| EXERCISE PROMPT |
Search the data for the string "maximize" and extract every line where it appears.

[start]

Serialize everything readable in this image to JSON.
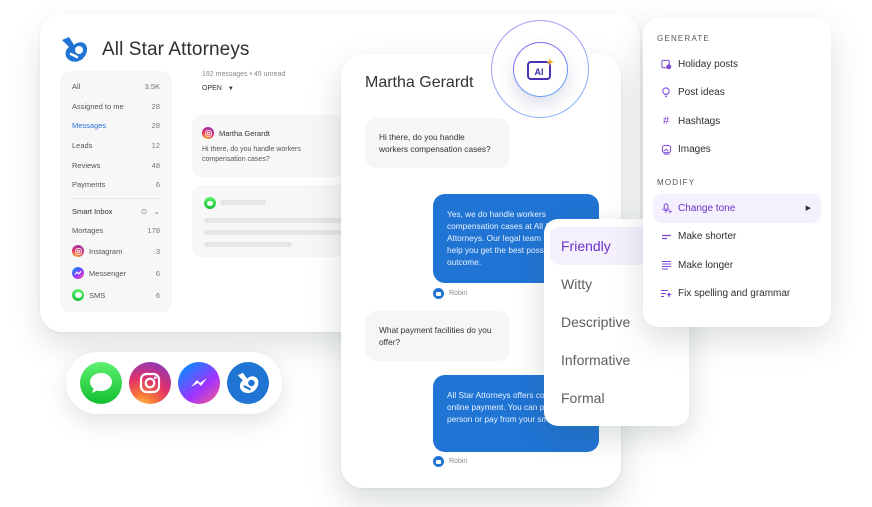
{
  "app": {
    "title": "All Star Attorneys",
    "brand_color": "#1f74d4",
    "accent_color": "#6a33c8"
  },
  "sidebar": {
    "items": [
      {
        "label": "All",
        "count": "3.5K",
        "active": false
      },
      {
        "label": "Assigned to me",
        "count": "28",
        "active": false
      },
      {
        "label": "Messages",
        "count": "28",
        "active": true
      },
      {
        "label": "Leads",
        "count": "12",
        "active": false
      },
      {
        "label": "Reviews",
        "count": "48",
        "active": false
      },
      {
        "label": "Payments",
        "count": "6",
        "active": false
      }
    ],
    "smart_inbox": {
      "label": "Smart Inbox",
      "items": [
        {
          "label": "Mortages",
          "count": "178",
          "icon": "none"
        },
        {
          "label": "Instagram",
          "count": "3",
          "icon": "instagram-icon"
        },
        {
          "label": "Messenger",
          "count": "6",
          "icon": "messenger-icon"
        },
        {
          "label": "SMS",
          "count": "6",
          "icon": "sms-icon"
        }
      ]
    }
  },
  "inbox": {
    "meta": "192 messages • 45 unread",
    "filter": "OPEN",
    "filter_caret": "▼",
    "conversations": [
      {
        "name": "Martha Gerardt",
        "channel": "instagram",
        "preview": "Hi there, do you handle workers compensation cases?"
      }
    ]
  },
  "chat": {
    "contact_name": "Martha Gerardt",
    "messages": [
      {
        "direction": "in",
        "text": "Hi there, do you handle workers compensation cases?"
      },
      {
        "direction": "out",
        "text": "Yes, we do handle workers compensation cases at All Star Attorneys. Our legal team is eager to help you get the best possible outcome.",
        "author": "Robin"
      },
      {
        "direction": "in",
        "text": "What payment facilities do you offer?"
      },
      {
        "direction": "out",
        "text": "All Star Attorneys offers convenient online payment. You can pay in person or pay from your smartphone.",
        "author": "Robin"
      }
    ]
  },
  "ai_badge": {
    "label": "AI"
  },
  "tone_menu": {
    "items": [
      {
        "label": "Friendly",
        "selected": true
      },
      {
        "label": "Witty",
        "selected": false
      },
      {
        "label": "Descriptive",
        "selected": false
      },
      {
        "label": "Informative",
        "selected": false
      },
      {
        "label": "Formal",
        "selected": false
      }
    ]
  },
  "ai_menu": {
    "generate_heading": "GENERATE",
    "generate_items": [
      {
        "label": "Holiday posts",
        "icon": "calendar-icon"
      },
      {
        "label": "Post ideas",
        "icon": "lightbulb-icon"
      },
      {
        "label": "Hashtags",
        "icon": "hashtag-icon"
      },
      {
        "label": "Images",
        "icon": "image-icon"
      }
    ],
    "modify_heading": "MODIFY",
    "modify_items": [
      {
        "label": "Change tone",
        "icon": "tone-icon",
        "active": true,
        "has_submenu": true
      },
      {
        "label": "Make shorter",
        "icon": "short-lines-icon"
      },
      {
        "label": "Make longer",
        "icon": "long-lines-icon"
      },
      {
        "label": "Fix spelling and grammar",
        "icon": "spellcheck-icon"
      }
    ]
  },
  "channels": [
    {
      "name": "SMS",
      "icon": "sms-icon"
    },
    {
      "name": "Instagram",
      "icon": "instagram-icon"
    },
    {
      "name": "Messenger",
      "icon": "messenger-icon"
    },
    {
      "name": "All Star Attorneys",
      "icon": "brand-logo-icon"
    }
  ]
}
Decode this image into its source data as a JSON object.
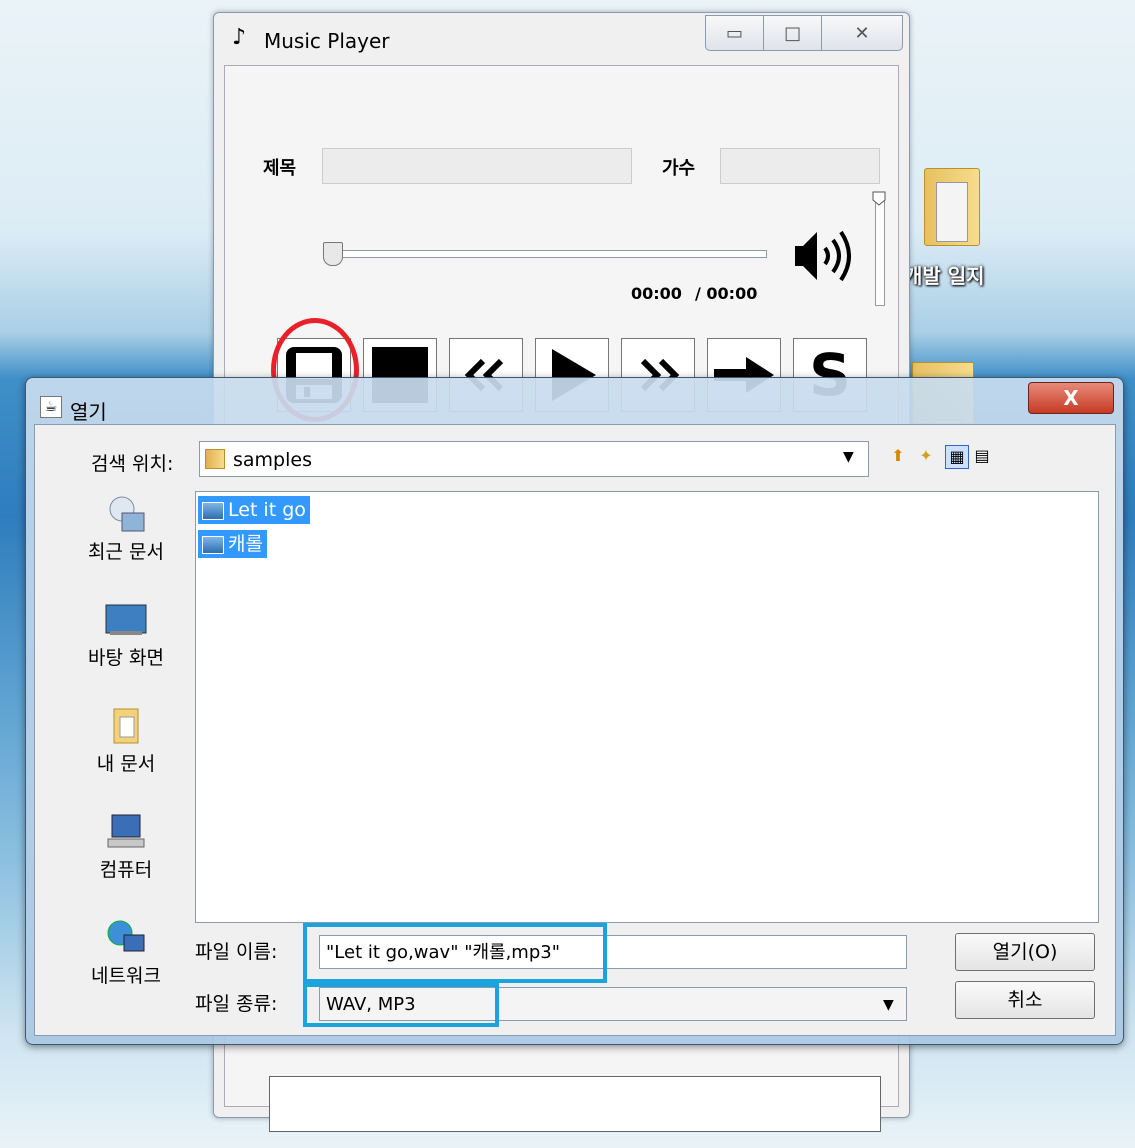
{
  "desktop": {
    "folder_label": "개발 일지"
  },
  "music_player": {
    "title": "Music Player",
    "title_icon": "♪",
    "window_controls": {
      "minimize": "▭",
      "maximize": "□",
      "close": "✕"
    },
    "labels": {
      "title": "제목",
      "artist": "가수"
    },
    "time": {
      "current": "00:00",
      "total": "/ 00:00"
    },
    "buttons": [
      {
        "name": "open-file-button",
        "icon": "save-floppy-icon"
      },
      {
        "name": "stop-button",
        "icon": "stop-icon"
      },
      {
        "name": "previous-button",
        "icon": "double-left-chevron-icon",
        "glyph": "‹‹"
      },
      {
        "name": "play-button",
        "icon": "play-icon"
      },
      {
        "name": "next-button",
        "icon": "double-right-chevron-icon",
        "glyph": "››"
      },
      {
        "name": "forward-button",
        "icon": "right-arrow-icon",
        "glyph": "➡"
      },
      {
        "name": "shuffle-button",
        "icon": "s-letter-icon",
        "glyph": "S"
      }
    ],
    "highlight_color": "#e8202a"
  },
  "open_dialog": {
    "title": "열기",
    "close_glyph": "X",
    "look_in_label": "검색 위치:",
    "look_in_value": "samples",
    "places": [
      {
        "label": "최근 문서",
        "icon": "recent-documents-icon"
      },
      {
        "label": "바탕 화면",
        "icon": "desktop-icon"
      },
      {
        "label": "내 문서",
        "icon": "my-documents-icon"
      },
      {
        "label": "컴퓨터",
        "icon": "computer-icon"
      },
      {
        "label": "네트워크",
        "icon": "network-icon"
      }
    ],
    "files": [
      {
        "name": "Let it go"
      },
      {
        "name": "캐롤"
      }
    ],
    "file_name_label": "파일 이름:",
    "file_name_value": "\"Let it go,wav\" \"캐롤,mp3\"",
    "file_type_label": "파일 종류:",
    "file_type_value": "WAV, MP3",
    "open_button": "열기(O)",
    "cancel_button": "취소",
    "highlight_color": "#1ba3dd"
  }
}
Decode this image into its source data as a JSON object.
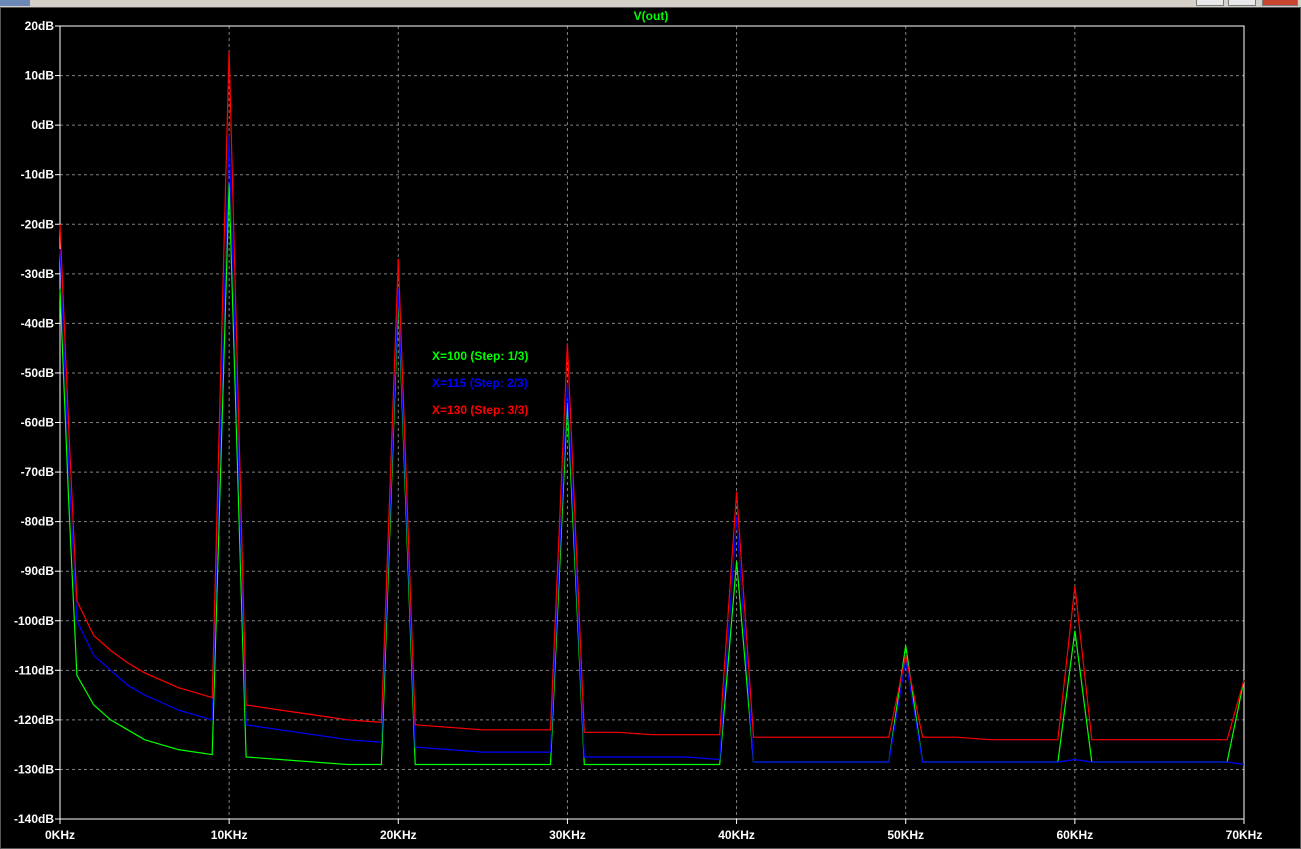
{
  "plot": {
    "trace_title": "V(out)",
    "trace_title_color": "#00ff00",
    "background": "#000000",
    "grid_color": "#808080",
    "axis_color": "#ffffff"
  },
  "window_controls": [
    {
      "name": "minimize",
      "icon": "minimize-icon"
    },
    {
      "name": "maximize",
      "icon": "maximize-icon"
    },
    {
      "name": "close",
      "icon": "close-icon"
    }
  ],
  "chart_data": {
    "type": "line",
    "title": "V(out)",
    "xlabel": "",
    "ylabel": "",
    "xlim": [
      0,
      70
    ],
    "ylim": [
      -140,
      20
    ],
    "grid": true,
    "x_ticks": [
      "0KHz",
      "10KHz",
      "20KHz",
      "30KHz",
      "40KHz",
      "50KHz",
      "60KHz",
      "70KHz"
    ],
    "y_ticks": [
      "20dB",
      "10dB",
      "0dB",
      "-10dB",
      "-20dB",
      "-30dB",
      "-40dB",
      "-50dB",
      "-60dB",
      "-70dB",
      "-80dB",
      "-90dB",
      "-100dB",
      "-110dB",
      "-120dB",
      "-130dB",
      "-140dB"
    ],
    "legend": [
      {
        "label": "X=100  (Step: 1/3)",
        "color": "#00ff00"
      },
      {
        "label": "X=115  (Step: 2/3)",
        "color": "#0000ff"
      },
      {
        "label": "X=130  (Step: 3/3)",
        "color": "#ff0000"
      }
    ],
    "series": [
      {
        "color": "#00ff00",
        "points": [
          [
            0,
            -33
          ],
          [
            0.5,
            -75
          ],
          [
            1,
            -111
          ],
          [
            2,
            -117
          ],
          [
            3,
            -120
          ],
          [
            4,
            -122
          ],
          [
            5,
            -124
          ],
          [
            6,
            -125
          ],
          [
            7,
            -126
          ],
          [
            8,
            -126.5
          ],
          [
            9,
            -127
          ],
          [
            10,
            -12
          ],
          [
            11,
            -127.5
          ],
          [
            13,
            -128
          ],
          [
            15,
            -128.5
          ],
          [
            17,
            -129
          ],
          [
            19,
            -129
          ],
          [
            20,
            -35
          ],
          [
            21,
            -129
          ],
          [
            23,
            -129
          ],
          [
            25,
            -129
          ],
          [
            27,
            -129
          ],
          [
            29,
            -129
          ],
          [
            30,
            -56
          ],
          [
            31,
            -129
          ],
          [
            33,
            -129
          ],
          [
            35,
            -129
          ],
          [
            37,
            -129
          ],
          [
            39,
            -129
          ],
          [
            40,
            -88
          ],
          [
            41,
            -128.5
          ],
          [
            43,
            -128.5
          ],
          [
            45,
            -128.5
          ],
          [
            47,
            -128.5
          ],
          [
            49,
            -128.5
          ],
          [
            50,
            -105
          ],
          [
            51,
            -128.5
          ],
          [
            53,
            -128.5
          ],
          [
            55,
            -128.5
          ],
          [
            57,
            -128.5
          ],
          [
            59,
            -128.5
          ],
          [
            60,
            -102
          ],
          [
            61,
            -128.5
          ],
          [
            63,
            -128.5
          ],
          [
            65,
            -128.5
          ],
          [
            67,
            -128.5
          ],
          [
            69,
            -128.5
          ],
          [
            70,
            -112
          ]
        ]
      },
      {
        "color": "#0000ff",
        "points": [
          [
            0,
            -25
          ],
          [
            0.5,
            -68
          ],
          [
            1,
            -100
          ],
          [
            2,
            -107
          ],
          [
            3,
            -110
          ],
          [
            4,
            -113
          ],
          [
            5,
            -115
          ],
          [
            6,
            -116.5
          ],
          [
            7,
            -118
          ],
          [
            8,
            -119
          ],
          [
            9,
            -120
          ],
          [
            10,
            -2
          ],
          [
            11,
            -121
          ],
          [
            13,
            -122
          ],
          [
            15,
            -123
          ],
          [
            17,
            -124
          ],
          [
            19,
            -124.5
          ],
          [
            20,
            -33
          ],
          [
            21,
            -125.5
          ],
          [
            23,
            -126
          ],
          [
            25,
            -126.5
          ],
          [
            27,
            -126.5
          ],
          [
            29,
            -126.5
          ],
          [
            30,
            -52
          ],
          [
            31,
            -127.5
          ],
          [
            33,
            -127.5
          ],
          [
            35,
            -127.5
          ],
          [
            37,
            -127.5
          ],
          [
            39,
            -128
          ],
          [
            40,
            -79
          ],
          [
            41,
            -128.5
          ],
          [
            43,
            -128.5
          ],
          [
            45,
            -128.5
          ],
          [
            47,
            -128.5
          ],
          [
            49,
            -128.5
          ],
          [
            50,
            -108
          ],
          [
            51,
            -128.5
          ],
          [
            53,
            -128.5
          ],
          [
            55,
            -128.5
          ],
          [
            57,
            -128.5
          ],
          [
            59,
            -128.5
          ],
          [
            60,
            -128
          ],
          [
            61,
            -128.5
          ],
          [
            63,
            -128.5
          ],
          [
            65,
            -128.5
          ],
          [
            67,
            -128.5
          ],
          [
            69,
            -128.5
          ],
          [
            70,
            -129
          ]
        ]
      },
      {
        "color": "#ff0000",
        "points": [
          [
            0,
            -20
          ],
          [
            0.5,
            -60
          ],
          [
            1,
            -96
          ],
          [
            2,
            -103
          ],
          [
            3,
            -106
          ],
          [
            4,
            -108.5
          ],
          [
            5,
            -110.5
          ],
          [
            6,
            -112
          ],
          [
            7,
            -113.5
          ],
          [
            8,
            -114.5
          ],
          [
            9,
            -115.5
          ],
          [
            10,
            15
          ],
          [
            11,
            -117
          ],
          [
            13,
            -118
          ],
          [
            15,
            -119
          ],
          [
            17,
            -120
          ],
          [
            19,
            -120.5
          ],
          [
            20,
            -27
          ],
          [
            21,
            -121
          ],
          [
            23,
            -121.5
          ],
          [
            25,
            -122
          ],
          [
            27,
            -122
          ],
          [
            29,
            -122
          ],
          [
            30,
            -44
          ],
          [
            31,
            -122.5
          ],
          [
            33,
            -122.5
          ],
          [
            35,
            -123
          ],
          [
            37,
            -123
          ],
          [
            39,
            -123
          ],
          [
            40,
            -74
          ],
          [
            41,
            -123.5
          ],
          [
            43,
            -123.5
          ],
          [
            45,
            -123.5
          ],
          [
            47,
            -123.5
          ],
          [
            49,
            -123.5
          ],
          [
            50,
            -107
          ],
          [
            51,
            -123.5
          ],
          [
            53,
            -123.5
          ],
          [
            55,
            -124
          ],
          [
            57,
            -124
          ],
          [
            59,
            -124
          ],
          [
            60,
            -93
          ],
          [
            61,
            -124
          ],
          [
            63,
            -124
          ],
          [
            65,
            -124
          ],
          [
            67,
            -124
          ],
          [
            69,
            -124
          ],
          [
            70,
            -112
          ]
        ]
      }
    ]
  }
}
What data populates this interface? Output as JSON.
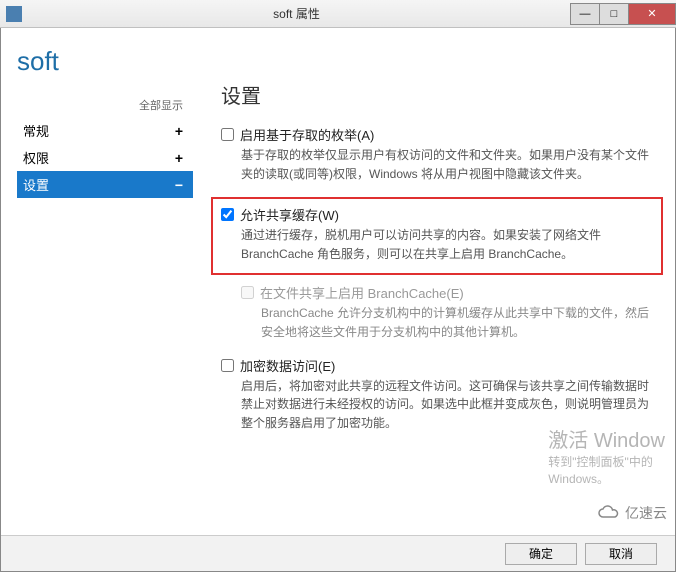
{
  "window": {
    "title": "soft 属性"
  },
  "page_title": "soft",
  "sidebar": {
    "show_all": "全部显示",
    "items": [
      {
        "label": "常规",
        "sign": "+"
      },
      {
        "label": "权限",
        "sign": "+"
      },
      {
        "label": "设置",
        "sign": "−"
      }
    ]
  },
  "panel": {
    "heading": "设置",
    "options": [
      {
        "label": "启用基于存取的枚举(A)",
        "checked": false,
        "desc": "基于存取的枚举仅显示用户有权访问的文件和文件夹。如果用户没有某个文件夹的读取(或同等)权限，Windows 将从用户视图中隐藏该文件夹。"
      },
      {
        "label": "允许共享缓存(W)",
        "checked": true,
        "desc": "通过进行缓存，脱机用户可以访问共享的内容。如果安装了网络文件 BranchCache 角色服务，则可以在共享上启用 BranchCache。"
      },
      {
        "label": "在文件共享上启用 BranchCache(E)",
        "checked": false,
        "disabled": true,
        "desc": "BranchCache 允许分支机构中的计算机缓存从此共享中下载的文件，然后安全地将这些文件用于分支机构中的其他计算机。"
      },
      {
        "label": "加密数据访问(E)",
        "checked": false,
        "desc": "启用后，将加密对此共享的远程文件访问。这可确保与该共享之间传输数据时禁止对数据进行未经授权的访问。如果选中此框并变成灰色，则说明管理员为整个服务器启用了加密功能。"
      }
    ]
  },
  "watermark": {
    "title": "激活 Window",
    "sub1": "转到\"控制面板\"中的",
    "sub2": "Windows。"
  },
  "logo": "亿速云",
  "buttons": {
    "ok": "确定",
    "cancel": "取消"
  }
}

[end]

| TASK RESPONSE |
      "maximize": "□",
      "name": "maximize",
      "icon": "maximize-icon"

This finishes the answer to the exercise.